Check the listing below for lines with the word "area" and say how many there are, with nothing but the number.

● Dataset entries on figures
## start
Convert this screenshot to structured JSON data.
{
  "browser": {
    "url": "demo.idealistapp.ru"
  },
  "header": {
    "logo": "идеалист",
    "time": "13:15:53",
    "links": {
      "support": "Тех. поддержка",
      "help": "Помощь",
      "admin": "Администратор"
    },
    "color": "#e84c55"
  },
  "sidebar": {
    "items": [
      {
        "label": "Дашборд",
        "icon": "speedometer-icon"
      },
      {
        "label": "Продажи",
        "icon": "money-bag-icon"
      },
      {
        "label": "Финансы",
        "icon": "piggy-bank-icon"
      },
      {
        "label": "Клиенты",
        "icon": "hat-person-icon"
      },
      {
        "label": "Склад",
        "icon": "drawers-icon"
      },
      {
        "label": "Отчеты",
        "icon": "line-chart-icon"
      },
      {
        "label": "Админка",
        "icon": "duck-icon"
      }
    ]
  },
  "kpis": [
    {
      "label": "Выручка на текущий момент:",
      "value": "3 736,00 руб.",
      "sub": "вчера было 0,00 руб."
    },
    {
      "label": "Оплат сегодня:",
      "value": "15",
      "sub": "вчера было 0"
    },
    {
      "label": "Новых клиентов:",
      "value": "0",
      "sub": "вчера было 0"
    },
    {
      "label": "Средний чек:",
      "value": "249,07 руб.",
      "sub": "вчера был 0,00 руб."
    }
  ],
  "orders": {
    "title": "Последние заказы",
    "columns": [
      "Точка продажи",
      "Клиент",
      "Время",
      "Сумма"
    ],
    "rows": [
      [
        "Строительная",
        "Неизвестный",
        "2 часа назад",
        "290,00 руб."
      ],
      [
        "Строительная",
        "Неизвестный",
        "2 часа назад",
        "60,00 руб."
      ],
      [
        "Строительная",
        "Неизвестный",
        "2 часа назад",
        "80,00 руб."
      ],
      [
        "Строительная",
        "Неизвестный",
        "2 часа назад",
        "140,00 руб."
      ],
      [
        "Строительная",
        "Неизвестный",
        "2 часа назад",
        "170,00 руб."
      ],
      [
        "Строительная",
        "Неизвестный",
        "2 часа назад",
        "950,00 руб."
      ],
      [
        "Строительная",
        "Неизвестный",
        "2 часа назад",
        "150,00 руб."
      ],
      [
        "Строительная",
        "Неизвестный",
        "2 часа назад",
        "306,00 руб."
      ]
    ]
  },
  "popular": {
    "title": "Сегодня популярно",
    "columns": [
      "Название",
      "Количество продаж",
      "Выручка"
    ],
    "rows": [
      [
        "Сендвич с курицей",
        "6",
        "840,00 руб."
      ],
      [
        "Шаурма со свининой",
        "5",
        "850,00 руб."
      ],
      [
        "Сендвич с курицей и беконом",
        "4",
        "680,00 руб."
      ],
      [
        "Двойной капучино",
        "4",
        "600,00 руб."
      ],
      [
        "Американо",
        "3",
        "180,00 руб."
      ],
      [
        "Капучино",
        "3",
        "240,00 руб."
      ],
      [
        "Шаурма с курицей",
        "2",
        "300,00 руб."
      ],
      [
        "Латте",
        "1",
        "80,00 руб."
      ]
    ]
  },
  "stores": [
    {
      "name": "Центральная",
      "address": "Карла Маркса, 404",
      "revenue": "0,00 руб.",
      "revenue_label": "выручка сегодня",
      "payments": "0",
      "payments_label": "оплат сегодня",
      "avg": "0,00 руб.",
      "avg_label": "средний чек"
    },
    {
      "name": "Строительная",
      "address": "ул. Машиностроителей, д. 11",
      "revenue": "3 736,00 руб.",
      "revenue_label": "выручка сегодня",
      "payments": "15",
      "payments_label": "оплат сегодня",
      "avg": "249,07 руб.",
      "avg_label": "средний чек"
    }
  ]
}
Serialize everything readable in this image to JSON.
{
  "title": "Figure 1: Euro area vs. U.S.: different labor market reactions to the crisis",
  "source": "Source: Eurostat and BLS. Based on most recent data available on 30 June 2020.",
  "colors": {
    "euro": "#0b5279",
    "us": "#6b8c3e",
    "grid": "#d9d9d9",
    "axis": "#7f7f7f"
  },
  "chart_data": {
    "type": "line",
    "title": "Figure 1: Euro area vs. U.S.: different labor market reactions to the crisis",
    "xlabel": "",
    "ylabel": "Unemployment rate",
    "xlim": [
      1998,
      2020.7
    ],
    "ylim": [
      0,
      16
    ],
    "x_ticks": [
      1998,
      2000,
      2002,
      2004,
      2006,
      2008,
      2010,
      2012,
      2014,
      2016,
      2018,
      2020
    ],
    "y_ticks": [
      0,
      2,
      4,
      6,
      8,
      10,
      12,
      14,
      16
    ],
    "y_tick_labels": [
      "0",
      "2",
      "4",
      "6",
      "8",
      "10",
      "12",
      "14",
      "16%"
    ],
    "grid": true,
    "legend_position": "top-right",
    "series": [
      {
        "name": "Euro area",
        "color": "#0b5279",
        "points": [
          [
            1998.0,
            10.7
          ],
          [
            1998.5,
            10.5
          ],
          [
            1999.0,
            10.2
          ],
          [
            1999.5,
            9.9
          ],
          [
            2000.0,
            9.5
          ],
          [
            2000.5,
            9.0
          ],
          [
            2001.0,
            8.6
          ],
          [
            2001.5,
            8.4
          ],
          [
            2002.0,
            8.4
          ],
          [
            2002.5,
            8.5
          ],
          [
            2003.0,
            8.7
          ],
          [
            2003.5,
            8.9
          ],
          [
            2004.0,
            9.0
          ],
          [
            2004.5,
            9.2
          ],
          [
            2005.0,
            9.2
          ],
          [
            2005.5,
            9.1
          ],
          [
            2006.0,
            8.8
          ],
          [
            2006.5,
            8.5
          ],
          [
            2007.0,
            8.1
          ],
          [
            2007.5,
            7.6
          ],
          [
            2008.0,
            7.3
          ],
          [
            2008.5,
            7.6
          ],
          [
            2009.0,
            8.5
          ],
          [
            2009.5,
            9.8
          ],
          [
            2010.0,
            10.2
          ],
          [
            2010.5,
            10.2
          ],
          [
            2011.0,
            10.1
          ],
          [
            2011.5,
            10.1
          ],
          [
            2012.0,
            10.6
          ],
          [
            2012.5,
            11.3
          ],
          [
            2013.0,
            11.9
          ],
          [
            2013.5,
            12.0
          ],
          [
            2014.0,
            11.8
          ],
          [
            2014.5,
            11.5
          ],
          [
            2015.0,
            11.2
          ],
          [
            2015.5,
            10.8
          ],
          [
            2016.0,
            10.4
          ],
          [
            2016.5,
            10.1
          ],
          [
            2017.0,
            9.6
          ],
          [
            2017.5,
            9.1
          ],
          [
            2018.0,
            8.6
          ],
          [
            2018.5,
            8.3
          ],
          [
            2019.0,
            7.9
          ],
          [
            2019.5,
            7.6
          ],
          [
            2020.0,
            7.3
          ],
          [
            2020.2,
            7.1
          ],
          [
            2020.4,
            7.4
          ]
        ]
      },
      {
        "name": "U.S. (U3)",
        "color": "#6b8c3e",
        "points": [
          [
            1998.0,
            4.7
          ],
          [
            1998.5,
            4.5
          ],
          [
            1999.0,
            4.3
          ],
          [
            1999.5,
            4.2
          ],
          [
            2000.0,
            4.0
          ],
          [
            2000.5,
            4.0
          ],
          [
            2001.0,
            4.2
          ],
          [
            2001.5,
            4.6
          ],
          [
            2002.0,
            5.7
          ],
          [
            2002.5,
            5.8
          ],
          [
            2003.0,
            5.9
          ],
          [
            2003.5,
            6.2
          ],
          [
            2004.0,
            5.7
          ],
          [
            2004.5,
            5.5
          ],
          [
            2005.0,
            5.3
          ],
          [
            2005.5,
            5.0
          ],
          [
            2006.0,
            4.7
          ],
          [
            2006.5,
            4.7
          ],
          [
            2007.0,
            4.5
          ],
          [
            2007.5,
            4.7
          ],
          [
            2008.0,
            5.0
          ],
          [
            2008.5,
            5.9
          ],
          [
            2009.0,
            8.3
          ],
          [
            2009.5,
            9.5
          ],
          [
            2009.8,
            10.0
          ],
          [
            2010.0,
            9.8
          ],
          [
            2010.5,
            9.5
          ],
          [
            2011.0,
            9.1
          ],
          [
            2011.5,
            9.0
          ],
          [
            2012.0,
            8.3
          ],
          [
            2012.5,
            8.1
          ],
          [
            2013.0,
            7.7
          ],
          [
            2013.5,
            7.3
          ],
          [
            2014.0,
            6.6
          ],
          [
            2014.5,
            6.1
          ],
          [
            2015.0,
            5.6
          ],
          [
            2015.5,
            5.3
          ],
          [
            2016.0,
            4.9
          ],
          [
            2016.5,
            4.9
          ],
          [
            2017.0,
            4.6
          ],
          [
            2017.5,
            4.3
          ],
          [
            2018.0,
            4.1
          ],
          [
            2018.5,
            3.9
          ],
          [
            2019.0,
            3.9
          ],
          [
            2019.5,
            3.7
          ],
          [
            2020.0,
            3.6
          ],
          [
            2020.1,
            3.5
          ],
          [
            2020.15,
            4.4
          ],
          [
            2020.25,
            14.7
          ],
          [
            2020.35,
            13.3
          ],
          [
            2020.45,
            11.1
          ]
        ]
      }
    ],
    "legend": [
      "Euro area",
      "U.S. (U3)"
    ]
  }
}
## end
● Solution below
4